• [Provided entries]:
● ● ●

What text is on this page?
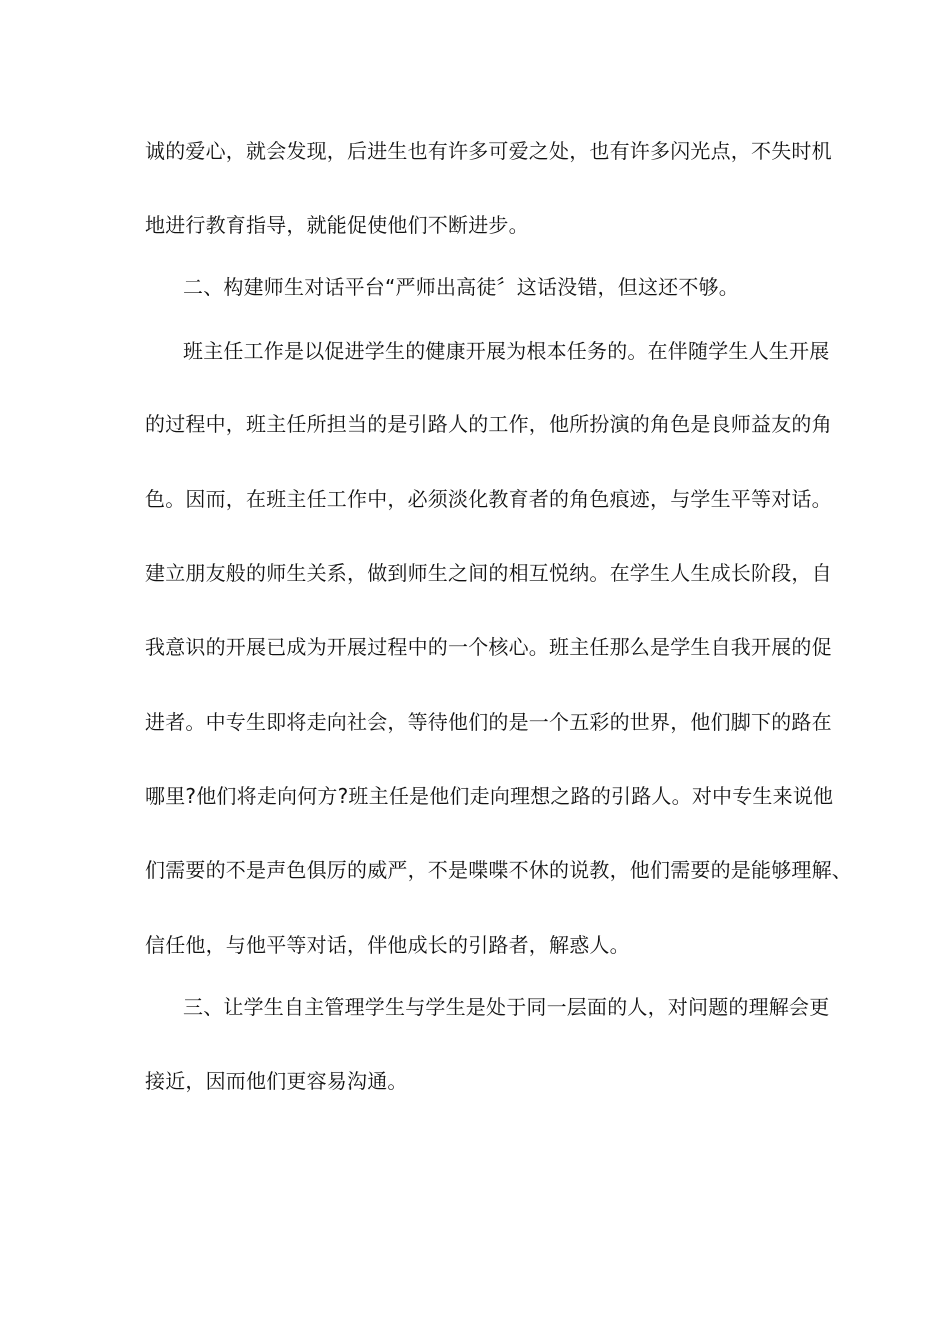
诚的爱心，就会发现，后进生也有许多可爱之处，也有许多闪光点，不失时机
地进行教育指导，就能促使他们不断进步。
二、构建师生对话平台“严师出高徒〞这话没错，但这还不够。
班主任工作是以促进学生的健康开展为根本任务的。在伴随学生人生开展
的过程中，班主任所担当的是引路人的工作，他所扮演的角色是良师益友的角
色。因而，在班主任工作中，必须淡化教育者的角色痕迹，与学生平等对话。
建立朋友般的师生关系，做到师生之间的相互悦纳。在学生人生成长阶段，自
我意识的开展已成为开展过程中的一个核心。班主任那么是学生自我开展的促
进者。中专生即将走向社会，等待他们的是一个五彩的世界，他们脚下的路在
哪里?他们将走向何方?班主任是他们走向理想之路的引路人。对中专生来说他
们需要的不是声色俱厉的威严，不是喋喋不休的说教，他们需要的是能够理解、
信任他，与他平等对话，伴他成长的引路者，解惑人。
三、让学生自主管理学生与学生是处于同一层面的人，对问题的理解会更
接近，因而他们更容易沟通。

● ● ●

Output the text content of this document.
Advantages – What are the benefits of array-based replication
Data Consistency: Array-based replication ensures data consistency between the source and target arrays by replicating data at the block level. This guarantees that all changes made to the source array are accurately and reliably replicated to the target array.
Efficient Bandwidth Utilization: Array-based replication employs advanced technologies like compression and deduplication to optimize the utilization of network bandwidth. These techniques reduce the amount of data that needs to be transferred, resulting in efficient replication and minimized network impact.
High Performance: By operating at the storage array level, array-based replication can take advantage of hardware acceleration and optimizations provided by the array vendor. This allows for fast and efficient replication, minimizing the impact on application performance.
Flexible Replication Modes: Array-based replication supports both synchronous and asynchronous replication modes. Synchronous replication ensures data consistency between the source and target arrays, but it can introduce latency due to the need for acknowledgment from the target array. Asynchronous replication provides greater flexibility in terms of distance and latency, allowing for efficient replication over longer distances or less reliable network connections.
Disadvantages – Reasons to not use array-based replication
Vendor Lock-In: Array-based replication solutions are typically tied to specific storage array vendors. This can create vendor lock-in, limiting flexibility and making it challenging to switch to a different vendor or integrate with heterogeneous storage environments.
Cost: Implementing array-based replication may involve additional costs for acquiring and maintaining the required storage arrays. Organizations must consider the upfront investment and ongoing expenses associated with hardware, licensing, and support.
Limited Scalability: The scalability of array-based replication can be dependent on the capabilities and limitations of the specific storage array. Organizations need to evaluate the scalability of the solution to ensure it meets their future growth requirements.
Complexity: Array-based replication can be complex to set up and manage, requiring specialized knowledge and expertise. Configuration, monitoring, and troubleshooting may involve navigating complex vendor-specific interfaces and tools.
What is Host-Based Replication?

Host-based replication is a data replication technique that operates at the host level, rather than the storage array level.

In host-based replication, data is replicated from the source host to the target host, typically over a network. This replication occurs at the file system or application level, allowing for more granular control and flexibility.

● ● ●

• [Exercise goal]:
Look through the entries above and list every line containing "text".

• [Full response]:
What text is on this page?
Output the text content of this document.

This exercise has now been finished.